▶ _Action item 1_
Decide whether each statement agrees with the VLOOKUP forum discussion below, answering yes or no and quoting the words from the discussion that settle it. (a) In VLOOKUP, an exact match is represented by 0. (b) In the asker's case, the identifier for each row of the table is the "order ref no." (c) The reply says INDEX and MATCH are needed for this task.
▶ _Action item 2_
Translate this sentence from the VLOOKUP forum discussion below into Spanish: "There now are some other ways to accomplish the same thing, by the way."
▶ _Action item 3_
Extend the VLOOKUP forum discussion below, picking up after its final sentence.

[Opening Document segment section]

Forum Discussion
How to validate multiple columns from a single duplicate column in 2 worksheets
Here you go. I used VLOOKUP. It looks as if EVERY code in the External sheet IS matched by one in the INTERNAL, so there's data to be brought over in every case. Is that in fact what you expected?
mathetes This is exactly what I need to do so thanks. Could you tell me the step by step process of how you did this please if you dont mind? Many thanks
- mathetesJan 10, 2020Gold Contributor
The heart of this is the very useful function VLOOKUP. (I've read that this is and has been for a long time, something like the third most widely used of the functions within Excel.) There now are some other ways to accomplish the same thing, by the way. The basic ideas in VLOOKUP consist of the following:
- There's a "table" containing information that you want to retrieve. (In your case, that's the information on the "Internal" sheet.)
- There is some unique "index" or "identifier" for each row in that table. In your case, that's the "order ref no."
- And then there are columns of information, some specific one containing the information you want to retrieve. Those columns are offset from the identifier column by a specific number.
- There's the choice of "Exact Match" or not, represented by 0 or 1 respectively.
The VLOOKUP function gets written incorporating all those:
=VLOOKUP(#2,#1,#3,0)
So far as getting the green columns into your "External" sheet, that was simply a matter of inserting new columns and copying the headings. There needed to be a place to put the above formulas, and that's into those cells.
I hope this will help you understand how that worked. Feel free to come back with questions.
I do recommend that you look at the Excel help for more examples on VLOOKUP. Finally, not to overload you, there is another way to accomplish the same results, using a combination of INDEX and MATCH. I generally tend toward VLOOKUP, but have recently found the INDEX and MATCH functions offer some greater flexibility at times. You don't need them here, but they're worth researching.

[Closing Document segment section]
[Opening Dataset extract section]

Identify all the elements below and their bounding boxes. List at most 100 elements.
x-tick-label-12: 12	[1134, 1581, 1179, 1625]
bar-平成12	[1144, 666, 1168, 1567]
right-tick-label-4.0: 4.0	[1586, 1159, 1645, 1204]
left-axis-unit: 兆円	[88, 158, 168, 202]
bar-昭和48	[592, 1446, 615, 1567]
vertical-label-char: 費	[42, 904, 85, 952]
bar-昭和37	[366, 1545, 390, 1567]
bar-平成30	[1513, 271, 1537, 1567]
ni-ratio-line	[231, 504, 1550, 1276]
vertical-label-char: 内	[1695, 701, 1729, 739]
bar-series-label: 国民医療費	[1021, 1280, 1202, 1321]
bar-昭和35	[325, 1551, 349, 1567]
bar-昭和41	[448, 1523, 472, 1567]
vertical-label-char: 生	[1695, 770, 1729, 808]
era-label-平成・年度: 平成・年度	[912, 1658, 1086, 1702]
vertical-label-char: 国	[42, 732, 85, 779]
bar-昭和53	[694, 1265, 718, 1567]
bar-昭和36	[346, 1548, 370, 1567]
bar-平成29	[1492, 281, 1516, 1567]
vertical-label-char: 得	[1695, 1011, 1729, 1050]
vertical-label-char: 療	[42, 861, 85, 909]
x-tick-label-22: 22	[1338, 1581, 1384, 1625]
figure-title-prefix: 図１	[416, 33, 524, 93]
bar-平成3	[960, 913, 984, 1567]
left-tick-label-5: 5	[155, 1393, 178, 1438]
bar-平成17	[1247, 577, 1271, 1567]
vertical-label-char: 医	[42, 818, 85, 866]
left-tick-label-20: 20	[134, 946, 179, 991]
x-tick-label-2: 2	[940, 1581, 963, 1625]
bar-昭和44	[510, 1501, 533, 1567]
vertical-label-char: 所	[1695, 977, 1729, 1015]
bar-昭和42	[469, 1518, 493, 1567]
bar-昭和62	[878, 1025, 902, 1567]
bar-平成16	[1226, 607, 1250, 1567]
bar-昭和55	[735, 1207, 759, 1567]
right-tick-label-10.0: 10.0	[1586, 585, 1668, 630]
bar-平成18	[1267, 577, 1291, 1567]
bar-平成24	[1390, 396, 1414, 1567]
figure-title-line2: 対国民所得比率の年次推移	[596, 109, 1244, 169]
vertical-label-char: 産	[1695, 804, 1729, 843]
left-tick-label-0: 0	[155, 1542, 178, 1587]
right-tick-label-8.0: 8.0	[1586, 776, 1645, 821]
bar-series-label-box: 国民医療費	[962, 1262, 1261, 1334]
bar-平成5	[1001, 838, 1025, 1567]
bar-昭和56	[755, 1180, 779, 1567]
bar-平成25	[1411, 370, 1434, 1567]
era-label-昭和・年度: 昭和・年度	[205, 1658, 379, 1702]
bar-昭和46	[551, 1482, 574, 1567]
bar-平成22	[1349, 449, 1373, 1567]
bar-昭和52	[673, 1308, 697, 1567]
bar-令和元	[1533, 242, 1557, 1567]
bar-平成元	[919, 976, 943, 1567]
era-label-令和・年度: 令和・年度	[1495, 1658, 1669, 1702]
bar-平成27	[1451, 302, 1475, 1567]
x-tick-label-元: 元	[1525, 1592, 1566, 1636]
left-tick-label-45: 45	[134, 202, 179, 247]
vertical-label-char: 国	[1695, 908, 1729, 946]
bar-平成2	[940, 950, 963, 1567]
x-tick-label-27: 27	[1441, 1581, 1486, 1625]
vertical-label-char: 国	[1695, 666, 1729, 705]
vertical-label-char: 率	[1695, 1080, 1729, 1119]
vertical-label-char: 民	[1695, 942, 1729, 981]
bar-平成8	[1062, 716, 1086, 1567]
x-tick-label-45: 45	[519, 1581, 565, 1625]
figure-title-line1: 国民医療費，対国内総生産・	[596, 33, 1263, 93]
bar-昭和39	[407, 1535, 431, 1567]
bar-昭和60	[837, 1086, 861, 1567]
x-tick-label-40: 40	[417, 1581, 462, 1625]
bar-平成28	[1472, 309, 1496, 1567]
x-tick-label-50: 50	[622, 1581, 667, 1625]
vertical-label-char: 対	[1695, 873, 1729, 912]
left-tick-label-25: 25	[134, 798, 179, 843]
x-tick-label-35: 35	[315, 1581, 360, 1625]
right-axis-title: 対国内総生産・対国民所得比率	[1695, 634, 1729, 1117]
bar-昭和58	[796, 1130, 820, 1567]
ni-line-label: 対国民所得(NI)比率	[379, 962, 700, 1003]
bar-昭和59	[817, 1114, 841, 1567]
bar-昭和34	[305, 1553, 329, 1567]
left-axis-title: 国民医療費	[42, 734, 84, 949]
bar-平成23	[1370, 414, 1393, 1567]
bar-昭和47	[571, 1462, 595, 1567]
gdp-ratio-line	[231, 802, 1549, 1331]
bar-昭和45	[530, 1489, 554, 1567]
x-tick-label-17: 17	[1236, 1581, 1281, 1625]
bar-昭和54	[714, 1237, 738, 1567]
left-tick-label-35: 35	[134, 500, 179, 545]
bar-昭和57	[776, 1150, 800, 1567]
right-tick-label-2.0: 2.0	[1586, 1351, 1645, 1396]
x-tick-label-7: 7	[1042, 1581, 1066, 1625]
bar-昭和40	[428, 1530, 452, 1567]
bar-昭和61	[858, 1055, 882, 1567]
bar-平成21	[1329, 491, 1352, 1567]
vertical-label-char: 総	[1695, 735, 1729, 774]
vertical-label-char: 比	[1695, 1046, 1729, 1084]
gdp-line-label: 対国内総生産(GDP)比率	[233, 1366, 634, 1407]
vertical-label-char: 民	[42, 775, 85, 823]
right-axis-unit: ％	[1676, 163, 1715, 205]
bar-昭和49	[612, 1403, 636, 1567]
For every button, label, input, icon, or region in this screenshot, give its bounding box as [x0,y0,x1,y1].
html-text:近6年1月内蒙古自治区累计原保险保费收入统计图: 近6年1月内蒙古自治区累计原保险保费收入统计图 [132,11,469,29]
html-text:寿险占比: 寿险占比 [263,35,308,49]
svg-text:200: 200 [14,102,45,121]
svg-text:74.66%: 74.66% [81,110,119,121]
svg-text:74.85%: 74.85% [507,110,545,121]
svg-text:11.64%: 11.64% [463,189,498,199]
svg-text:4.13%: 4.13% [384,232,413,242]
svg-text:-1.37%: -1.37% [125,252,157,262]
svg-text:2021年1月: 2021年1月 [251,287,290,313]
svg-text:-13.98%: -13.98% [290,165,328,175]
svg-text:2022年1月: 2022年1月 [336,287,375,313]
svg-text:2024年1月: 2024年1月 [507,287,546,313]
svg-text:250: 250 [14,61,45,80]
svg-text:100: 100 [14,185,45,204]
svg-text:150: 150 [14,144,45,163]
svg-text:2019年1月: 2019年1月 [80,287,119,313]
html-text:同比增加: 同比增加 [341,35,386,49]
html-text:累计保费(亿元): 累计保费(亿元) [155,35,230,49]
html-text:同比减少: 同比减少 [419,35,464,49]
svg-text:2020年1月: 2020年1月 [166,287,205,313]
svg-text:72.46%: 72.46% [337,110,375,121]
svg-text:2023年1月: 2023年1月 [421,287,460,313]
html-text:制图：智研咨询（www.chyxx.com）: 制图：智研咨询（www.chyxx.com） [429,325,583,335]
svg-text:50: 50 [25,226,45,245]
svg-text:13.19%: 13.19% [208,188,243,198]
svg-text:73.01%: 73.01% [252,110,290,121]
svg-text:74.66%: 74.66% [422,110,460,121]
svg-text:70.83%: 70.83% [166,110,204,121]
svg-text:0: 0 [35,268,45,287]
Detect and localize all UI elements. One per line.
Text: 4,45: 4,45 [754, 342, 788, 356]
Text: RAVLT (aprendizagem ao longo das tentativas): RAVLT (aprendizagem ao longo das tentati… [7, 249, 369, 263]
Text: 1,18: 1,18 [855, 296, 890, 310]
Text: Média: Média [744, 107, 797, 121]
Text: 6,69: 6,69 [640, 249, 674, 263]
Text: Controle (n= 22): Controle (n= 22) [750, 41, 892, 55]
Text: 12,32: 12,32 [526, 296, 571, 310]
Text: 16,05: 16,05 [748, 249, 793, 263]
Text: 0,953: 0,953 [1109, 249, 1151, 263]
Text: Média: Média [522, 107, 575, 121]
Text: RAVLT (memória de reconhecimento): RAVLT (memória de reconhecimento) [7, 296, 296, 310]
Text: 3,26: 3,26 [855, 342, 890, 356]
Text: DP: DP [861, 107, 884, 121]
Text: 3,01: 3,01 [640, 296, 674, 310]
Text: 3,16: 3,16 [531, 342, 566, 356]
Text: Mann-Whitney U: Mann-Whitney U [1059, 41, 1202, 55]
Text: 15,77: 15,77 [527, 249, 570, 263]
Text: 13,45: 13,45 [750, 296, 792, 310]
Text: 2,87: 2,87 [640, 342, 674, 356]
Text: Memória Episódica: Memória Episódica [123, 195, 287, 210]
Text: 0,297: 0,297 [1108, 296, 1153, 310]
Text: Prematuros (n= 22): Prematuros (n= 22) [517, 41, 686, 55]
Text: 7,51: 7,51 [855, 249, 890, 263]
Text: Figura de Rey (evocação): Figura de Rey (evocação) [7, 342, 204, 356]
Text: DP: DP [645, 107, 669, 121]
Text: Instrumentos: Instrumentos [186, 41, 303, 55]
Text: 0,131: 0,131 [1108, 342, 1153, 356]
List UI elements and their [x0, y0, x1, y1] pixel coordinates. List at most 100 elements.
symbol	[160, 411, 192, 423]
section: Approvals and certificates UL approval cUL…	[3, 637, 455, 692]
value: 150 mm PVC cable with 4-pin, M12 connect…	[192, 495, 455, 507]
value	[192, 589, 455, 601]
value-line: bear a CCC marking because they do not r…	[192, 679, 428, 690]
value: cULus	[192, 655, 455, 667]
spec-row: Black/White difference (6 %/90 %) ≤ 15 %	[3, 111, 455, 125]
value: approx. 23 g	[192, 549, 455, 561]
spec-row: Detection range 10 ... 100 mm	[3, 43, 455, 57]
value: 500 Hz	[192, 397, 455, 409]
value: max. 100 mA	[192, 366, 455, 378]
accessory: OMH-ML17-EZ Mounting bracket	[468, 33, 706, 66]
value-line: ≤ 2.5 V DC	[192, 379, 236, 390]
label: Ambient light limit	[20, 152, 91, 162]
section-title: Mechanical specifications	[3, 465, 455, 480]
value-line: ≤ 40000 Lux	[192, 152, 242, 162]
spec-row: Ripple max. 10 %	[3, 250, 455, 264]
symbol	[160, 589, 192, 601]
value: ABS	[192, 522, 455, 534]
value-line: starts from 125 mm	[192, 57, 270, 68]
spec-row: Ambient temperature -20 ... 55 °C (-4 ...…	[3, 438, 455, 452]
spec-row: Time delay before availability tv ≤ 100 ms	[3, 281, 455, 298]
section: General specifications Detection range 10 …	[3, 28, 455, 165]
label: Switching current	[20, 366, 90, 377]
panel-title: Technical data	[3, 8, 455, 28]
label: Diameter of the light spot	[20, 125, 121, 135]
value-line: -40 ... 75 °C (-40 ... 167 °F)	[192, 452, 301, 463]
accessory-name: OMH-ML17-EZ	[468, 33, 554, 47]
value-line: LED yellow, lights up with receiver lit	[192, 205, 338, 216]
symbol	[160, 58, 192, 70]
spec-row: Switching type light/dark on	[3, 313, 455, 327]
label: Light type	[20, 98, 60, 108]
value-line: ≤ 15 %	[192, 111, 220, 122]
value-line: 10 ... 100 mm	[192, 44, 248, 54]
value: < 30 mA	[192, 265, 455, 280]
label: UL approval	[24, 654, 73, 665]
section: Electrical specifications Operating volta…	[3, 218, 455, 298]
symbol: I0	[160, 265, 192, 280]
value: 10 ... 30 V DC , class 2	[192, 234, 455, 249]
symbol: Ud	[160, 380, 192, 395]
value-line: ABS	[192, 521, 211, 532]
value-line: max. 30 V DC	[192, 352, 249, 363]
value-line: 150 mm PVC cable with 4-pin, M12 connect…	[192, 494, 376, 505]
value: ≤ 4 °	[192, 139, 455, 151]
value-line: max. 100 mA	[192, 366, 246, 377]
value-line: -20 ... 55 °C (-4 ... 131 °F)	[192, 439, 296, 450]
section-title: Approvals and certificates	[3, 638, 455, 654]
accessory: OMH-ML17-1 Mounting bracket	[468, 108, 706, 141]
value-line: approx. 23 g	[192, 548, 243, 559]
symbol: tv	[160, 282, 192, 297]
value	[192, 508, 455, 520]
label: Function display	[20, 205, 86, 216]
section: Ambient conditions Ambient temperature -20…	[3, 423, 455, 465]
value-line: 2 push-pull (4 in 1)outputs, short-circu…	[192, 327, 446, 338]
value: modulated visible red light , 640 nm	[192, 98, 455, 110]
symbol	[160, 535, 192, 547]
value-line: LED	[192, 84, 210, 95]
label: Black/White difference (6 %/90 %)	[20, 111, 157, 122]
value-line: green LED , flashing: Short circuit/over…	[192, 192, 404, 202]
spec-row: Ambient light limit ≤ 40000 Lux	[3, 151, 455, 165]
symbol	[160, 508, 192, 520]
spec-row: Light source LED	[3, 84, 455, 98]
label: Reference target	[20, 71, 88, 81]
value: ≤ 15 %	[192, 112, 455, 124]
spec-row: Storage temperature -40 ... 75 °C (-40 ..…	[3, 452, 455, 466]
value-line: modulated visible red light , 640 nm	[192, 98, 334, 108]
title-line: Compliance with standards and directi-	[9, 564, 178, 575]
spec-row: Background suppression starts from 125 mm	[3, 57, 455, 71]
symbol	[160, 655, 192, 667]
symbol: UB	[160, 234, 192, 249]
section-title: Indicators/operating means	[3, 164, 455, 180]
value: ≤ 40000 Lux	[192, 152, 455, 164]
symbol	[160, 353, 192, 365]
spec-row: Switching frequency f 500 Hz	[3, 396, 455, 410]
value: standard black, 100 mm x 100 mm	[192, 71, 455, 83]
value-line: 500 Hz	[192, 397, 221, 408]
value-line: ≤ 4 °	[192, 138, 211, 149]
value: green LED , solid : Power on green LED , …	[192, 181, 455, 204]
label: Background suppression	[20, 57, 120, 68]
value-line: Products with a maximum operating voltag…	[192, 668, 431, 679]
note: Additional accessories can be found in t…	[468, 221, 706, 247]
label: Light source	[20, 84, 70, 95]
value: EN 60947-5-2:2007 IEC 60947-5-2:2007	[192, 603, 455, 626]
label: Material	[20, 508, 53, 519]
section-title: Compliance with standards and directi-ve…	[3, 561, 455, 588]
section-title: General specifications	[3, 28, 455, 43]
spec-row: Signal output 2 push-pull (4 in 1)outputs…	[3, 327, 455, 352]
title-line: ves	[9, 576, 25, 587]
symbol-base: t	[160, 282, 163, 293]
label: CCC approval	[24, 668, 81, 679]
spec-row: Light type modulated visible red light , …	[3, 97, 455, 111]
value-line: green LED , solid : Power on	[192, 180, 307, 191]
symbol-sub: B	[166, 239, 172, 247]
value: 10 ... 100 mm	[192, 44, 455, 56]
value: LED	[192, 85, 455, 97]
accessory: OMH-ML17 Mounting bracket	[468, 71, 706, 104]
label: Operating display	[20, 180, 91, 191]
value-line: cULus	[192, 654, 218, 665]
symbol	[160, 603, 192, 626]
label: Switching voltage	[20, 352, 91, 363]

[Closing Dataset extract section]

▶ _Written answer 1_
(a) Yes: "There's the choice of "Exact Match" or not, represented by 0 or 1 respectively."
(b) Yes: "In your case, that's the "order ref no.""
(c) No: "You don't need them here, but they're worth researching."

▶ _Written answer 2_
Por cierto, ahora hay otras formas de lograr lo mismo.

▶ _Written answer 3_
- jhc163Jan 10, 2020Copper ContributorI will be honest this information doesnt help me to understand. If you were able to tell me a step by step on what you did with each section and the codes that would help me a lot. I find it hard to understand without having a step by step guide on the example. If you cannot do that no problem it would just help me understand the process a lot better. Many thanks
- mathetesJan 10, 2020Gold ContributorHave you tried looking at the Excel help text on the VLOOKUP function? Or at an Excel reference text (i.e., a written book). If we were able to sit down together, side-by-side, maybe I could walk you through an example, but limited as we are to messaging back and forth, I can't imagine doing any better than what you'll find in the help text.
I will say this: the heart of a LOT of Excel functions is visualizing your data as a table, a set of rows of data arrayed in columns. Once you grasp that, the VLOOKUP becomes clear. All it's doing is looking up a given order number and then, once it finds it, going across the table the prescribed number of columns and retrieving the info and placing it in the cell where the formula resides.
But the table concept is at the heart, and until you grasp that, it will remain a mystery. Look at some simple examples, in the Help text...create some of your own.